═══ PASSAGE ═══
Scientific classification
- Kingdom: Plantae
- Clade: Tracheophytes
- Clade: Angiosperms
- Clade: Eudicots
- Order: Caryophyllales
- Family: Amaranthaceae
- Genus: Achyranthes
- Species: A. splendens
- Binomial name: Achyranthes splendens Mart. ex Moq.

= Achyranthes splendens =

- Authority: Mart. ex Moq.
- Conservation status: VU

Species of flowering plant

Achyranthes splendens (ʻEwa hinahina; also called Maui chaff flower, round chaff flower, round-leaf chaff flower, or round-leaved chaff flower) is a species of flowering plant in the pigweed family, Amaranthaceae, that is endemic to Hawaiʻi. Its natural habitats are dry forests, low shrublands, and sandy shores. It is threatened by habitat loss.

== Description ==
There are two main variations of the plant: Achyranthes splendens var. splendens, which is a taller shrub with bigger obovate leaves, and Achyranthes splendens var. rotundata, which is a shorter shrub with smaller orbicular leaves. The typical mature size is between 2 and 6 feet (0.6-1.8 m), but larger plants can grow up to 10 feet (3.0 m) tall. This shrub has oppositely arranged light green leaves that appear grey due to the tiny hairs on it. The name hinahina or ‘ahinahina is often used to refer to plants with this feature. A distinctive trait of this plant is its flower spike that emerges from the top of the stem.

== Distribution and habitat ==
A. splendens var. splendens is found naturally on Lānaʻi and Maui, while A. splendens var. rotundata is considered endangered. Wild populations of A. splendens var. rotundata are closely monitored in locations on Oʻahu, including Kaʻena Point, Kalaeloa, Mākaha, Kahuku, and Campbell Industrial, as well as at Mokio on Moloka‘i, after going extinct on Lāna‘i. Historically, A. splendens var. rotundata was often found around the ‘Ewa Plain area, giving it the nickname, ‘Ewa hinahina. This variety is salt- and drought-tolerant and can be propagated through seeds or cuttings, but permits are required to grow them commercially due to their endangered status.

== Human use ==
This plant has been used in landscaping and ecological restoration projects to increase native plant diversity, especially in Kalaeloa. The spikes and leaves of the plant can also be used when making lei in wili or haku.
═══ DATA SHOWN ═══
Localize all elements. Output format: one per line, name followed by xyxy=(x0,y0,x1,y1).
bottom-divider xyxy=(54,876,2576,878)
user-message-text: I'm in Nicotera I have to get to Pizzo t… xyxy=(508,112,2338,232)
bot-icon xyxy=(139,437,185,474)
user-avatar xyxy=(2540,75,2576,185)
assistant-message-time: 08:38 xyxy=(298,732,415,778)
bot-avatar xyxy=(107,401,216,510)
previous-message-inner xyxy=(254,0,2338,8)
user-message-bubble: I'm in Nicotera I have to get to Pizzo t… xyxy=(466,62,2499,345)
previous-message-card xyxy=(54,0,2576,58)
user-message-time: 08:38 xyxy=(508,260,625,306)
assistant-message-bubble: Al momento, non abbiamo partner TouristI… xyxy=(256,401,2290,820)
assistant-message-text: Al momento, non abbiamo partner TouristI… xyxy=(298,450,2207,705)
═══
**THINGS TO DO:**
**A.** According to the Achyranthes splendens article, what is required to grow A. splendens var. rotundata commercially?
**B.** Retype part of the Achyranthes splendens article, beginning at the words "Scientific classification" and stopping after "splendens Mart. ex Moq.".

**RESPONSES IN ORDER:**
**A.** Permits are required because of its endangered status.

**B.**
Scientific classification
- Kingdom: Plantae
- Clade: Tracheophytes
- Clade: Angiosperms
- Clade: Eudicots
- Order: Caryophyllales
- Family: Amaranthaceae
- Genus: Achyranthes
- Species: A. splendens
- Binomial name: Achyranthes splendens Mart. ex Moq.